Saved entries
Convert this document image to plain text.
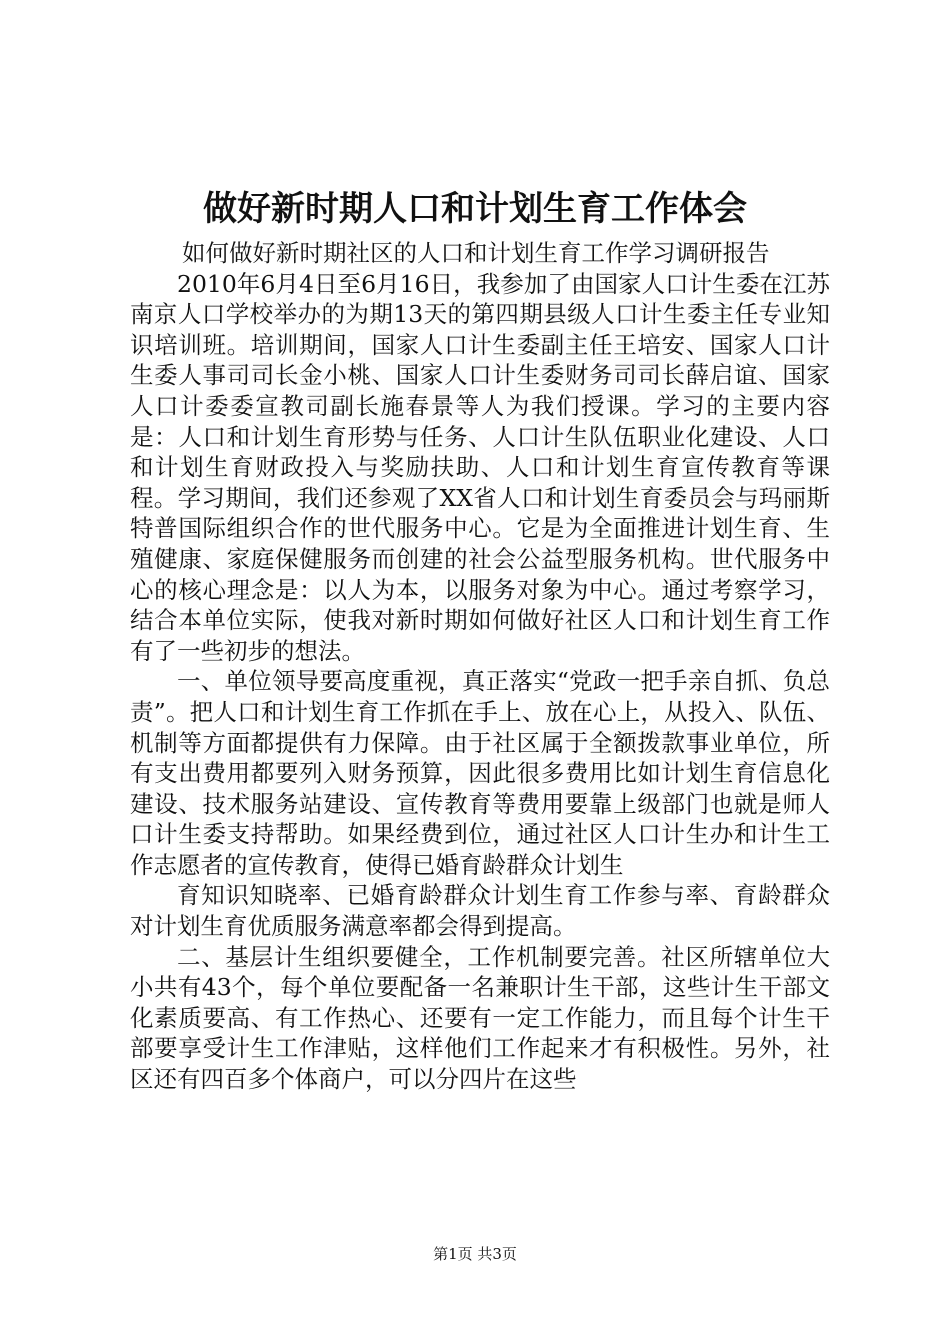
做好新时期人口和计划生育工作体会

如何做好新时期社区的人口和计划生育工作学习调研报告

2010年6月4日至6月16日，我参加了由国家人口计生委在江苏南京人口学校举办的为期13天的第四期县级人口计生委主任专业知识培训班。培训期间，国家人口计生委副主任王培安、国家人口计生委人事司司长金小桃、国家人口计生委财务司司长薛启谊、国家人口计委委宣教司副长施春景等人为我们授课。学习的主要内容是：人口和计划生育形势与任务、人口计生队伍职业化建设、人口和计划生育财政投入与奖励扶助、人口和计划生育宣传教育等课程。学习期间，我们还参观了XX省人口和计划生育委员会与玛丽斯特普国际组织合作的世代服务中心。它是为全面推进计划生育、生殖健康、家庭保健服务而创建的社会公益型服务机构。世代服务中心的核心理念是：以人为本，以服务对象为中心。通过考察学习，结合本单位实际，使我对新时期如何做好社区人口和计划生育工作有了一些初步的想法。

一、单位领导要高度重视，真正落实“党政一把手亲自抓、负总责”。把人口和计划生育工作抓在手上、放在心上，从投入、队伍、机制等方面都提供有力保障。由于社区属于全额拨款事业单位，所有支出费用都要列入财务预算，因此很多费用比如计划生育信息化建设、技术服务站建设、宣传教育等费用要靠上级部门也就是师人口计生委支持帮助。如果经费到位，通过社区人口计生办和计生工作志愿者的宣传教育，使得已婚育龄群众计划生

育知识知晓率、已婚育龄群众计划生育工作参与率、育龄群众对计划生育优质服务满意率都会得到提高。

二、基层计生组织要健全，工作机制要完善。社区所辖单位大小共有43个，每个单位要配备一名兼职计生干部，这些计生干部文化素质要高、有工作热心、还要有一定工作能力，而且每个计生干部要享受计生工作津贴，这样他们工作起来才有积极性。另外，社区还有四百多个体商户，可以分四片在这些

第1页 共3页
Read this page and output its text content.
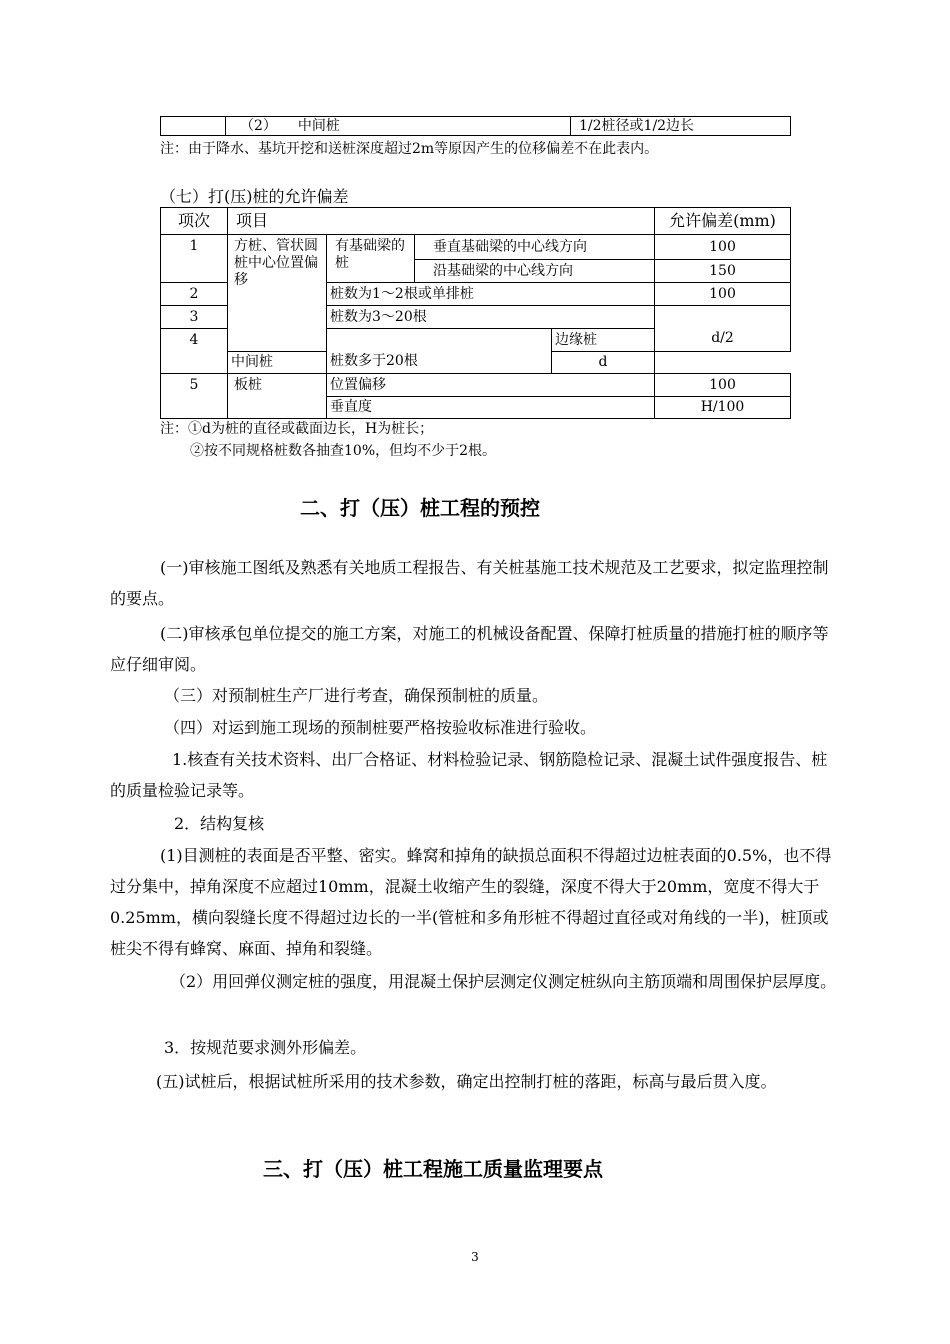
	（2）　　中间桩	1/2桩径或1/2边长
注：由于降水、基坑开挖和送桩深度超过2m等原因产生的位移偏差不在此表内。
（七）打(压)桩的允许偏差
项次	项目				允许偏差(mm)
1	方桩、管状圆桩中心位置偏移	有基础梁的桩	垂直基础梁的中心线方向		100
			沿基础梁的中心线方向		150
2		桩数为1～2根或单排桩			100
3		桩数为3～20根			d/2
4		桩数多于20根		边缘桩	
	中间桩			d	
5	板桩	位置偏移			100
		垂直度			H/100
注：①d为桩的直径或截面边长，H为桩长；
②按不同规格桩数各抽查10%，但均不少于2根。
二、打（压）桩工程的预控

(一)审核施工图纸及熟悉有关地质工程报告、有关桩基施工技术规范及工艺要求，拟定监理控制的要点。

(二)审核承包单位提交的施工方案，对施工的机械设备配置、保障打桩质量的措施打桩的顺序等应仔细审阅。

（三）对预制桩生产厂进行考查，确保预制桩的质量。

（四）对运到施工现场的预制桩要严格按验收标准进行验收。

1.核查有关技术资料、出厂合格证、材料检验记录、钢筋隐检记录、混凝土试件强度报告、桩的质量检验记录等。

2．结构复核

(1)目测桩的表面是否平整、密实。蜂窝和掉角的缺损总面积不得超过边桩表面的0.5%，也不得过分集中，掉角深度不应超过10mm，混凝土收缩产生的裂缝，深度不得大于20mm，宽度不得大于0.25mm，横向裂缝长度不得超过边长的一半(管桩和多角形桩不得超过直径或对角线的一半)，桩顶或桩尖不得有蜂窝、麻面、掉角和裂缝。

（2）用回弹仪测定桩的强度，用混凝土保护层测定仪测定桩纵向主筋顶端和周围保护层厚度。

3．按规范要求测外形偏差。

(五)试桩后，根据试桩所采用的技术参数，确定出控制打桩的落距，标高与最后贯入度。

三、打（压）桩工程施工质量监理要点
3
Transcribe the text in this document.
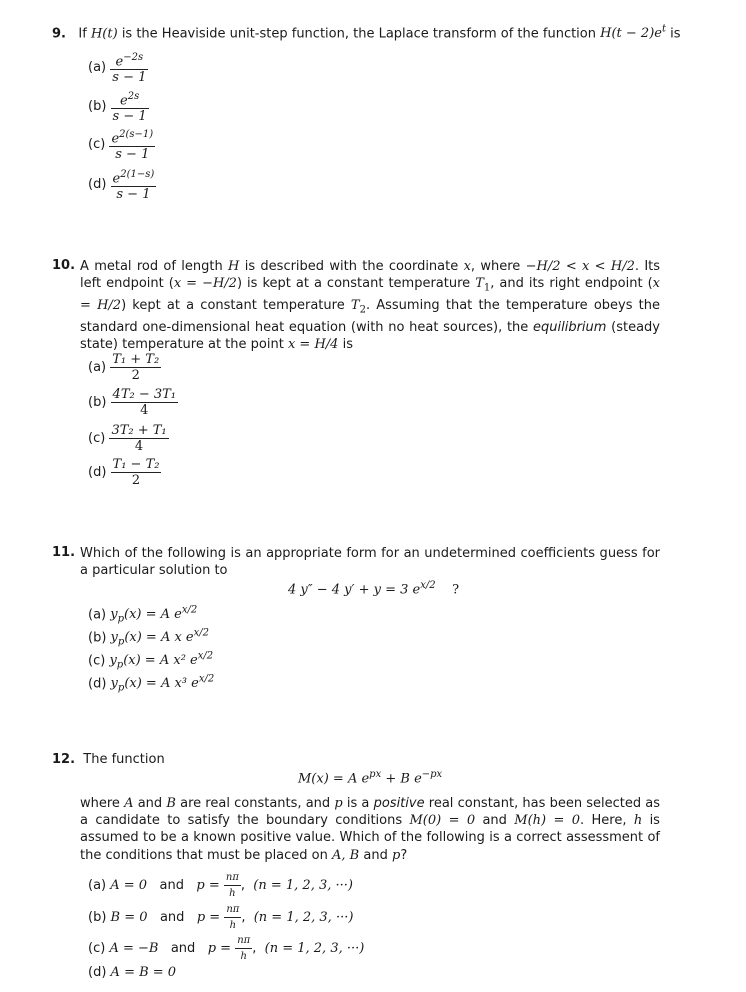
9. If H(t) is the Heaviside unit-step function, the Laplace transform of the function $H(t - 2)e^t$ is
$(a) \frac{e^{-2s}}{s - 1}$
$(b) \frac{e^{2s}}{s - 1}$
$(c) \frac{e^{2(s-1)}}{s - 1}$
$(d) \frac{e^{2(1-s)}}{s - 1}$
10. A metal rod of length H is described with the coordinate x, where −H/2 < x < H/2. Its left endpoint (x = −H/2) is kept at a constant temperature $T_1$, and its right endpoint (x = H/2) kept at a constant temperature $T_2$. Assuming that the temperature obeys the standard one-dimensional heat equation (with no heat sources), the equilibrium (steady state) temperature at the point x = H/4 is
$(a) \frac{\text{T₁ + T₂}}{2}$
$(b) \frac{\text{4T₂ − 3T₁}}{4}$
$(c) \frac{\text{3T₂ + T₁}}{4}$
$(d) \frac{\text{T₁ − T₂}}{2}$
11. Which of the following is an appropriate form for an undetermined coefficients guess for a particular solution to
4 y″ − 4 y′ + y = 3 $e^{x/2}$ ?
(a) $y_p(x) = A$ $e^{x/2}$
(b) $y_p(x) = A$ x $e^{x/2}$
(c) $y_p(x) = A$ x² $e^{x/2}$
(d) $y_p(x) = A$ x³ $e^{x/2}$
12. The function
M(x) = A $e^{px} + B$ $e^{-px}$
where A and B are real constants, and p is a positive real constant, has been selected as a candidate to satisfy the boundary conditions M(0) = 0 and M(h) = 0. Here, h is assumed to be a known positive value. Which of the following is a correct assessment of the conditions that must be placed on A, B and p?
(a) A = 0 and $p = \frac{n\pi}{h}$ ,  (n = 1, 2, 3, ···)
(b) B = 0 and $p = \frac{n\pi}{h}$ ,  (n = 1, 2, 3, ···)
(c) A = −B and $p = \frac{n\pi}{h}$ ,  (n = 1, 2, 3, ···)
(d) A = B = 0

▸ **Exercise requirements**
Go through the data above and transcribe it in full, omitting any image.

▸ **Correct output**
Convert this document image to plain text.
做好新时期人口和计划生育工作体会

如何做好新时期社区的人口和计划生育工作学习调研报告

2010年6月4日至6月16日，我参加了由国家人口计生委在江苏南京人口学校举办的为期13天的第四期县级人口计生委主任专业知识培训班。培训期间，国家人口计生委副主任王培安、国家人口计生委人事司司长金小桃、国家人口计生委财务司司长薛启谊、国家人口计委委宣教司副长施春景等人为我们授课。学习的主要内容是：人口和计划生育形势与任务、人口计生队伍职业化建设、人口和计划生育财政投入与奖励扶助、人口和计划生育宣传教育等课程。学习期间，我们还参观了XX省人口和计划生育委员会与玛丽斯特普国际组织合作的世代服务中心。它是为全面推进计划生育、生殖健康、家庭保健服务而创建的社会公益型服务机构。世代服务中心的核心理念是：以人为本，以服务对象为中心。通过考察学习，结合本单位实际，使我对新时期如何做好社区人口和计划生育工作有了一些初步的想法。

一、单位领导要高度重视，真正落实“党政一把手亲自抓、负总责”。把人口和计划生育工作抓在手上、放在心上，从投入、队伍、机制等方面都提供有力保障。由于社区属于全额拨款事业单位，所有支出费用都要列入财务预算，因此很多费用比如计划生育信息化建设、技术服务站建设、宣传教育等费用要靠上级部门也就是师人口计生委支持帮助。如果经费到位，通过社区人口计生办和计生工作志愿者的宣传教育，使得已婚育龄群众计划生

育知识知晓率、已婚育龄群众计划生育工作参与率、育龄群众对计划生育优质服务满意率都会得到提高。

二、基层计生组织要健全，工作机制要完善。社区所辖单位大小共有43个，每个单位要配备一名兼职计生干部，这些计生干部文化素质要高、有工作热心、还要有一定工作能力，而且每个计生干部要享受计生工作津贴，这样他们工作起来才有积极性。另外，社区还有四百多个体商户，可以分四片在这些

第1页 共3页
Read this page and output its text content.
	（2）　　中间桩	1/2桩径或1/2边长
注：由于降水、基坑开挖和送桩深度超过2m等原因产生的位移偏差不在此表内。
（七）打(压)桩的允许偏差
项次	项目				允许偏差(mm)
1	方桩、管状圆桩中心位置偏移	有基础梁的桩	垂直基础梁的中心线方向		100
			沿基础梁的中心线方向		150
2		桩数为1～2根或单排桩			100
3		桩数为3～20根			d/2
4		桩数多于20根		边缘桩	
	中间桩			d	
5	板桩	位置偏移			100
		垂直度			H/100
注：①d为桩的直径或截面边长，H为桩长；
②按不同规格桩数各抽查10%，但均不少于2根。
二、打（压）桩工程的预控

(一)审核施工图纸及熟悉有关地质工程报告、有关桩基施工技术规范及工艺要求，拟定监理控制的要点。

(二)审核承包单位提交的施工方案，对施工的机械设备配置、保障打桩质量的措施打桩的顺序等应仔细审阅。

（三）对预制桩生产厂进行考查，确保预制桩的质量。

（四）对运到施工现场的预制桩要严格按验收标准进行验收。

1.核查有关技术资料、出厂合格证、材料检验记录、钢筋隐检记录、混凝土试件强度报告、桩的质量检验记录等。

2．结构复核

(1)目测桩的表面是否平整、密实。蜂窝和掉角的缺损总面积不得超过边桩表面的0.5%，也不得过分集中，掉角深度不应超过10mm，混凝土收缩产生的裂缝，深度不得大于20mm，宽度不得大于0.25mm，横向裂缝长度不得超过边长的一半(管桩和多角形桩不得超过直径或对角线的一半)，桩顶或桩尖不得有蜂窝、麻面、掉角和裂缝。

（2）用回弹仪测定桩的强度，用混凝土保护层测定仪测定桩纵向主筋顶端和周围保护层厚度。

3．按规范要求测外形偏差。

(五)试桩后，根据试桩所采用的技术参数，确定出控制打桩的落距，标高与最后贯入度。

三、打（压）桩工程施工质量监理要点
3
Transcribe the text in this document.
9. If H(t) is the Heaviside unit-step function, the Laplace transform of the function $H(t - 2)e^t$ is
$(a) \frac{e^{-2s}}{s - 1}$
$(b) \frac{e^{2s}}{s - 1}$
$(c) \frac{e^{2(s-1)}}{s - 1}$
$(d) \frac{e^{2(1-s)}}{s - 1}$
10. A metal rod of length H is described with the coordinate x, where −H/2 < x < H/2. Its left endpoint (x = −H/2) is kept at a constant temperature $T_1$, and its right endpoint (x = H/2) kept at a constant temperature $T_2$. Assuming that the temperature obeys the standard one-dimensional heat equation (with no heat sources), the equilibrium (steady state) temperature at the point x = H/4 is
$(a) \frac{\text{T₁ + T₂}}{2}$
$(b) \frac{\text{4T₂ − 3T₁}}{4}$
$(c) \frac{\text{3T₂ + T₁}}{4}$
$(d) \frac{\text{T₁ − T₂}}{2}$
11. Which of the following is an appropriate form for an undetermined coefficients guess for a particular solution to
4 y″ − 4 y′ + y = 3 $e^{x/2}$ ?
(a) $y_p(x) = A$ $e^{x/2}$
(b) $y_p(x) = A$ x $e^{x/2}$
(c) $y_p(x) = A$ x² $e^{x/2}$
(d) $y_p(x) = A$ x³ $e^{x/2}$
12. The function
M(x) = A $e^{px} + B$ $e^{-px}$
where A and B are real constants, and p is a positive real constant, has been selected as a candidate to satisfy the boundary conditions M(0) = 0 and M(h) = 0. Here, h is assumed to be a known positive value. Which of the following is a correct assessment of the conditions that must be placed on A, B and p?
(a) A = 0 and $p = \frac{n\pi}{h}$ ,  (n = 1, 2, 3, ···)
(b) B = 0 and $p = \frac{n\pi}{h}$ ,  (n = 1, 2, 3, ···)
(c) A = −B and $p = \frac{n\pi}{h}$ ,  (n = 1, 2, 3, ···)
(d) A = B = 0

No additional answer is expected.